▶ _Provided data_:
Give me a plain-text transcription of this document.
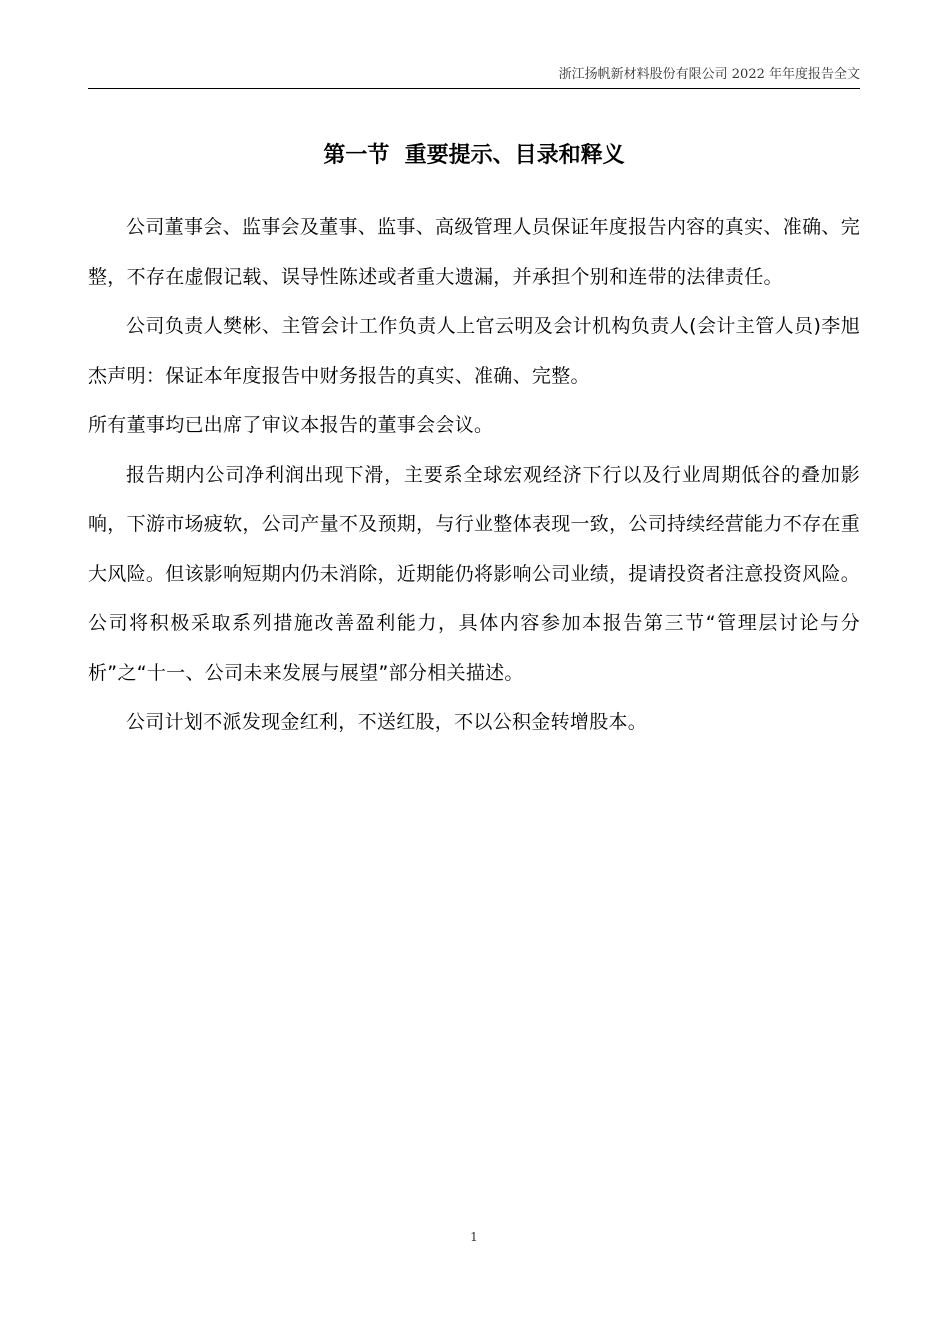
浙江扬帆新材料股份有限公司 2022 年年度报告全文
第一节  重要提示、目录和释义

公司董事会、监事会及董事、监事、高级管理人员保证年度报告内容的真实、准确、完整，不存在虚假记载、误导性陈述或者重大遗漏，并承担个别和连带的法律责任。

公司负责人樊彬、主管会计工作负责人上官云明及会计机构负责人(会计主管人员)李旭杰声明：保证本年度报告中财务报告的真实、准确、完整。

所有董事均已出席了审议本报告的董事会会议。

报告期内公司净利润出现下滑，主要系全球宏观经济下行以及行业周期低谷的叠加影响，下游市场疲软，公司产量不及预期，与行业整体表现一致，公司持续经营能力不存在重大风险。但该影响短期内仍未消除，近期能仍将影响公司业绩，提请投资者注意投资风险。公司将积极采取系列措施改善盈利能力，具体内容参加本报告第三节“管理层讨论与分析”之“十一、公司未来发展与展望”部分相关描述。

公司计划不派发现金红利，不送红股，不以公积金转增股本。

1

▶ _What you are asked to do_: Write the full listing out again with every line unchanged, but include no pictures.

▶ _Answer to the task_:
Give me a plain-text transcription of this document.
浙江扬帆新材料股份有限公司 2022 年年度报告全文
第一节  重要提示、目录和释义

公司董事会、监事会及董事、监事、高级管理人员保证年度报告内容的真实、准确、完整，不存在虚假记载、误导性陈述或者重大遗漏，并承担个别和连带的法律责任。

公司负责人樊彬、主管会计工作负责人上官云明及会计机构负责人(会计主管人员)李旭杰声明：保证本年度报告中财务报告的真实、准确、完整。

所有董事均已出席了审议本报告的董事会会议。

报告期内公司净利润出现下滑，主要系全球宏观经济下行以及行业周期低谷的叠加影响，下游市场疲软，公司产量不及预期，与行业整体表现一致，公司持续经营能力不存在重大风险。但该影响短期内仍未消除，近期能仍将影响公司业绩，提请投资者注意投资风险。公司将积极采取系列措施改善盈利能力，具体内容参加本报告第三节“管理层讨论与分析”之“十一、公司未来发展与展望”部分相关描述。

公司计划不派发现金红利，不送红股，不以公积金转增股本。

1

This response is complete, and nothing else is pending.